Problem statement. Copy the lines of the material word for word, from the first line through the line containing "- avatar[interactable]: [34, 31, 130, 127]", including both.

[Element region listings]
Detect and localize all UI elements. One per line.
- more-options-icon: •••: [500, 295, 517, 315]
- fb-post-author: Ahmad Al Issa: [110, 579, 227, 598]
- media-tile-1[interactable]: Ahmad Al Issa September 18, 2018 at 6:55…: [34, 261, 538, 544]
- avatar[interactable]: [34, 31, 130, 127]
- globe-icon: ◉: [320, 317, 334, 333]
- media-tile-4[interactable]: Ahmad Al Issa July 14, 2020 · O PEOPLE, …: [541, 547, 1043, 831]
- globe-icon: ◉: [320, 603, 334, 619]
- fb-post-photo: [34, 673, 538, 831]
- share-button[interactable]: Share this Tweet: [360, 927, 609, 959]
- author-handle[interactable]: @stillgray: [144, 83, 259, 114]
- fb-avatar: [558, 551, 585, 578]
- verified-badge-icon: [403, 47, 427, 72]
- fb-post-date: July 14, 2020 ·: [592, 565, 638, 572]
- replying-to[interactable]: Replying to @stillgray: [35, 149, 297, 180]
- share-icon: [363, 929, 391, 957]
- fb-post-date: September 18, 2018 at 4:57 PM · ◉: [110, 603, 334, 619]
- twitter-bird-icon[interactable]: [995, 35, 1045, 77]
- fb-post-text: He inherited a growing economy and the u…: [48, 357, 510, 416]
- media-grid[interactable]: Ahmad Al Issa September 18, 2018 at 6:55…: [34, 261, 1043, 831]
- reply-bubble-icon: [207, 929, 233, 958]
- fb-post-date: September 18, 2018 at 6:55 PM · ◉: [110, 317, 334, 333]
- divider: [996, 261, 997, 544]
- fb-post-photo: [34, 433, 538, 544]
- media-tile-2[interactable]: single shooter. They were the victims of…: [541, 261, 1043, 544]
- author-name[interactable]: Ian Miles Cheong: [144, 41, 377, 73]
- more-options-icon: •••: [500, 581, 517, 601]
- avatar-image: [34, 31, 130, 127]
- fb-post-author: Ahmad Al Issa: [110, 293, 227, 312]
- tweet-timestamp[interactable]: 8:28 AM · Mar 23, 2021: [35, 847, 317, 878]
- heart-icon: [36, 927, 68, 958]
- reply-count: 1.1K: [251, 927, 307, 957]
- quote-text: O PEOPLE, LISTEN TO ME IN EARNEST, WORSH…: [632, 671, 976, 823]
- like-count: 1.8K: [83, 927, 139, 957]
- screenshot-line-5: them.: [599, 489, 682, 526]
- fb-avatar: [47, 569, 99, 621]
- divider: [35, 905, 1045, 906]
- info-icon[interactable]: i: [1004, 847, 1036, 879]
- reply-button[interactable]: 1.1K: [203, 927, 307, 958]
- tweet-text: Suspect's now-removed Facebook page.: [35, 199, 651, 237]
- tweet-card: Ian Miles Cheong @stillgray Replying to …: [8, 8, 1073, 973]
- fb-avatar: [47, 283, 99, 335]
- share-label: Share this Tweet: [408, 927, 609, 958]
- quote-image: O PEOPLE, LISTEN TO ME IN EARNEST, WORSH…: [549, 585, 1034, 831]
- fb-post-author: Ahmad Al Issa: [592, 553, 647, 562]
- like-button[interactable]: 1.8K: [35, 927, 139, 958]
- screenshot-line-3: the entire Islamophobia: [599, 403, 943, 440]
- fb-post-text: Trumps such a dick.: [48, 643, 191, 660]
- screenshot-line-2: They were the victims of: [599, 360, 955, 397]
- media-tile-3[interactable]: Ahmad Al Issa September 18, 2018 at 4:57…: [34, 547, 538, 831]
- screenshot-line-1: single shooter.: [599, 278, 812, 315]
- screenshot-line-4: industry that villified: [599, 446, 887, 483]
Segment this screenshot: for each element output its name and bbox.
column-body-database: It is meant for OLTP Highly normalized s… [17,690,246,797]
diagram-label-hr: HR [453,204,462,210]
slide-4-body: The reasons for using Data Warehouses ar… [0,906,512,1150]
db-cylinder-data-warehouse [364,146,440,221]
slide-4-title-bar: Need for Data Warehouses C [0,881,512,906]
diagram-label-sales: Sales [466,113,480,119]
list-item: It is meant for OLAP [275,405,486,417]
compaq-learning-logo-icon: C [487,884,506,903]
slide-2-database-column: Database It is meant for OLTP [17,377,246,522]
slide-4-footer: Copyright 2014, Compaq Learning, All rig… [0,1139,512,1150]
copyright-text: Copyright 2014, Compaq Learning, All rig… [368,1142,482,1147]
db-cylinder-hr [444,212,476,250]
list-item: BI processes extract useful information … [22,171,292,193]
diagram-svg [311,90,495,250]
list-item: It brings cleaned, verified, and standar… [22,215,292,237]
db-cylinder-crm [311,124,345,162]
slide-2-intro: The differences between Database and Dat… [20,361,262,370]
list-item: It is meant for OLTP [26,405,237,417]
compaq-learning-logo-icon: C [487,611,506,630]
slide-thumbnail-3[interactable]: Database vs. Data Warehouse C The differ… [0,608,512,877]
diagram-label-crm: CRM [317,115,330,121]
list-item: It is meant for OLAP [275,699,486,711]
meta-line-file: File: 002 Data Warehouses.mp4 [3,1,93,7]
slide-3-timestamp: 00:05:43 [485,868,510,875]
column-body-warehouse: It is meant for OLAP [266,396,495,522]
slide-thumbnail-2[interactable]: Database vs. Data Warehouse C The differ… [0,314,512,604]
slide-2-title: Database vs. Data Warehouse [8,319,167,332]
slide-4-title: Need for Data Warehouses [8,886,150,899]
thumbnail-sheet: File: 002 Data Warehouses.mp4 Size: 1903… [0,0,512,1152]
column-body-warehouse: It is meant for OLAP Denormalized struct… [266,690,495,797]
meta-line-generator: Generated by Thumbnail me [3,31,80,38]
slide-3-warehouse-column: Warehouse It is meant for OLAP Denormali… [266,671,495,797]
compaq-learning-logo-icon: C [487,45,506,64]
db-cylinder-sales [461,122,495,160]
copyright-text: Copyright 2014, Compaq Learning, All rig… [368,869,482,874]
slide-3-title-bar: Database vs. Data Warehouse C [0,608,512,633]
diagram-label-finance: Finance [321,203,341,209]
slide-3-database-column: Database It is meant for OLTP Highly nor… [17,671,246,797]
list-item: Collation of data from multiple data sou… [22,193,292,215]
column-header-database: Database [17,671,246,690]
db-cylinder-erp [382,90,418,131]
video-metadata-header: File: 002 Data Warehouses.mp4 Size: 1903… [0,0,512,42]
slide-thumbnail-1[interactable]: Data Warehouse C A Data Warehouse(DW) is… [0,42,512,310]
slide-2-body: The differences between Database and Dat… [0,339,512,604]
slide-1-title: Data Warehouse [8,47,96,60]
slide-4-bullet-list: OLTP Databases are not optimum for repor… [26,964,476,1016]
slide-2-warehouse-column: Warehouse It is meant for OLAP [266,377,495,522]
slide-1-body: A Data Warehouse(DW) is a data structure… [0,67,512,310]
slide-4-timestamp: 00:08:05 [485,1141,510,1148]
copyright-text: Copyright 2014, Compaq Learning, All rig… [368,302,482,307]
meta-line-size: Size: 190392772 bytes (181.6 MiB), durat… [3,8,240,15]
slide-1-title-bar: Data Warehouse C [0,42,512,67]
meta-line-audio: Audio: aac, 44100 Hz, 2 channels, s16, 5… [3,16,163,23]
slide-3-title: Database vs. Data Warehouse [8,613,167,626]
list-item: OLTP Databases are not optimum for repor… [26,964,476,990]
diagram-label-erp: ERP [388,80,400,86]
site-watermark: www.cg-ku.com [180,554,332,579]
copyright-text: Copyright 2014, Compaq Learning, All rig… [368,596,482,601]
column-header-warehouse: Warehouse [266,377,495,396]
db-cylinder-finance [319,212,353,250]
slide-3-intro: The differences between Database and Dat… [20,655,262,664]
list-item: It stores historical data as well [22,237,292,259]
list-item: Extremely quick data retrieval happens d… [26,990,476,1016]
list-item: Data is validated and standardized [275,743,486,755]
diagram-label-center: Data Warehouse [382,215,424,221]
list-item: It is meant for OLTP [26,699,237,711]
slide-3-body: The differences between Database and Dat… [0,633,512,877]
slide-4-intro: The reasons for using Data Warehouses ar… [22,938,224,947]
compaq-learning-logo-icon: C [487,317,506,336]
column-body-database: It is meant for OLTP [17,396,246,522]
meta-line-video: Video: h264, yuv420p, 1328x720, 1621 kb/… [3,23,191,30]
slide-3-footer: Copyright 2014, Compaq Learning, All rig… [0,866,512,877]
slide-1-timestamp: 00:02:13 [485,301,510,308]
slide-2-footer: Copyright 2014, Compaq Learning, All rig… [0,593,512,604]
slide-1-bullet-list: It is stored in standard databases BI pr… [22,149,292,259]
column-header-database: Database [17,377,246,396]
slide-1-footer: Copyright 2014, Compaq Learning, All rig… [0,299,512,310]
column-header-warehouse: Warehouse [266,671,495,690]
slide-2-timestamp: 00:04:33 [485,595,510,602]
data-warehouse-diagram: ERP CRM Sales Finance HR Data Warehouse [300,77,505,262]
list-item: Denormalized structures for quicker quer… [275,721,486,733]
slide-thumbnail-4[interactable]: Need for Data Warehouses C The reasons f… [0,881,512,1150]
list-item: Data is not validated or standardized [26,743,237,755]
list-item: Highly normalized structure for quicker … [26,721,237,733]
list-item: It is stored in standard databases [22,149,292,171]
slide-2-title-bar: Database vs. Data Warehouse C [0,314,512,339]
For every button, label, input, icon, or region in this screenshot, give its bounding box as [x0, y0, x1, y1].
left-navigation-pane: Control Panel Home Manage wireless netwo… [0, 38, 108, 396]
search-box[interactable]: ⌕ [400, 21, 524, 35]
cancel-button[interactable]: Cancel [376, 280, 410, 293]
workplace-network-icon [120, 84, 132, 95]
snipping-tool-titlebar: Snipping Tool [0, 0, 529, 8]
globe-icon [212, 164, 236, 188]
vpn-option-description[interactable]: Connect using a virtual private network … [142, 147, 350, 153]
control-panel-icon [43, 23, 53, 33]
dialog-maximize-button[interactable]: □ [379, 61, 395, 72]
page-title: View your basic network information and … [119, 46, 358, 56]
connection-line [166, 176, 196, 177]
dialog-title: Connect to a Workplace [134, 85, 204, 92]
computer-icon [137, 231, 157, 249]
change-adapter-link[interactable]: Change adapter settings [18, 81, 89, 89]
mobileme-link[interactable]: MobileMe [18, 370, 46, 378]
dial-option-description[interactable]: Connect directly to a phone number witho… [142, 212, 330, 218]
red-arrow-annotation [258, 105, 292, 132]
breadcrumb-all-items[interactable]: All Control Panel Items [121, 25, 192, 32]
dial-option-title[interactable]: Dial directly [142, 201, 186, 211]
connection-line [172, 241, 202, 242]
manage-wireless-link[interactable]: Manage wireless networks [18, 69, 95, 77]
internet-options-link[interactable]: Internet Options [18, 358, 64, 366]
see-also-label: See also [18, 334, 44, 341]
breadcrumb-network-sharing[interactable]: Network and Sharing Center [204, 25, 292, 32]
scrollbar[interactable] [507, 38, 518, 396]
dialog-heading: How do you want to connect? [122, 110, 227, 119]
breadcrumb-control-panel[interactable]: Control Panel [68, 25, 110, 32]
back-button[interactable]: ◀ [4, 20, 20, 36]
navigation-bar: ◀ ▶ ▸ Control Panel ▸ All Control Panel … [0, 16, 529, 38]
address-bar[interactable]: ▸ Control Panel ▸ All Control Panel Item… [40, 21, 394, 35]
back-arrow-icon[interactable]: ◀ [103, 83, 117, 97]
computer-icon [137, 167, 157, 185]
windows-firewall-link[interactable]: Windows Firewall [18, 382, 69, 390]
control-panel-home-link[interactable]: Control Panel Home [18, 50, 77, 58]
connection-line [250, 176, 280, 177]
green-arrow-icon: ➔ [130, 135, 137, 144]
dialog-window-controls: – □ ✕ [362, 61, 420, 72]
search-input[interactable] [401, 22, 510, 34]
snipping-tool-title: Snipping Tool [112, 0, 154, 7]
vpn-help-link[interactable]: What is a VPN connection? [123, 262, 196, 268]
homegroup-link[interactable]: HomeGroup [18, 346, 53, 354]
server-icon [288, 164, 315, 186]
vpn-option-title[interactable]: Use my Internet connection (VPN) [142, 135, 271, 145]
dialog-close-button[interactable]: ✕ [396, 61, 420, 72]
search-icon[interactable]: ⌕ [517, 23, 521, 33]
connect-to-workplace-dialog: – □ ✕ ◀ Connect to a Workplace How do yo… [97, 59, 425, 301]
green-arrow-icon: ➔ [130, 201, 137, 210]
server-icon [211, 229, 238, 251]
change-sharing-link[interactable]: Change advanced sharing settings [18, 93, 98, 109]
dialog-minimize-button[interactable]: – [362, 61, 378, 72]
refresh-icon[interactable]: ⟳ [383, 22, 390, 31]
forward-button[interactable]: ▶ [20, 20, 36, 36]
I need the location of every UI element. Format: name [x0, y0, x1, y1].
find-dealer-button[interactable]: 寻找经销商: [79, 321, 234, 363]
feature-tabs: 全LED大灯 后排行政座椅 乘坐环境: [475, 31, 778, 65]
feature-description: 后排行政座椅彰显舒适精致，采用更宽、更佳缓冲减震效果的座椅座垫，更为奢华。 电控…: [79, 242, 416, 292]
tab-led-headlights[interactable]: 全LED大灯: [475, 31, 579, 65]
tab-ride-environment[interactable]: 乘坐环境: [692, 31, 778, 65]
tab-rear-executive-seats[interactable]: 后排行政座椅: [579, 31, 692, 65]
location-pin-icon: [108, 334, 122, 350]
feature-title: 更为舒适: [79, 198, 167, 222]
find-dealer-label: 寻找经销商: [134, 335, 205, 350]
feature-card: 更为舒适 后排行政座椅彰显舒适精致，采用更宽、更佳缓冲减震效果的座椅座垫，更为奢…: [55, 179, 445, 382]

Response to this exercise.
Detect and localize all UI elements. One per line.
- more-options-icon: •••: [500, 295, 517, 315]
- fb-post-author: Ahmad Al Issa: [110, 579, 227, 598]
- media-tile-1[interactable]: Ahmad Al Issa September 18, 2018 at 6:55…: [34, 261, 538, 544]
- avatar[interactable]: [34, 31, 130, 127]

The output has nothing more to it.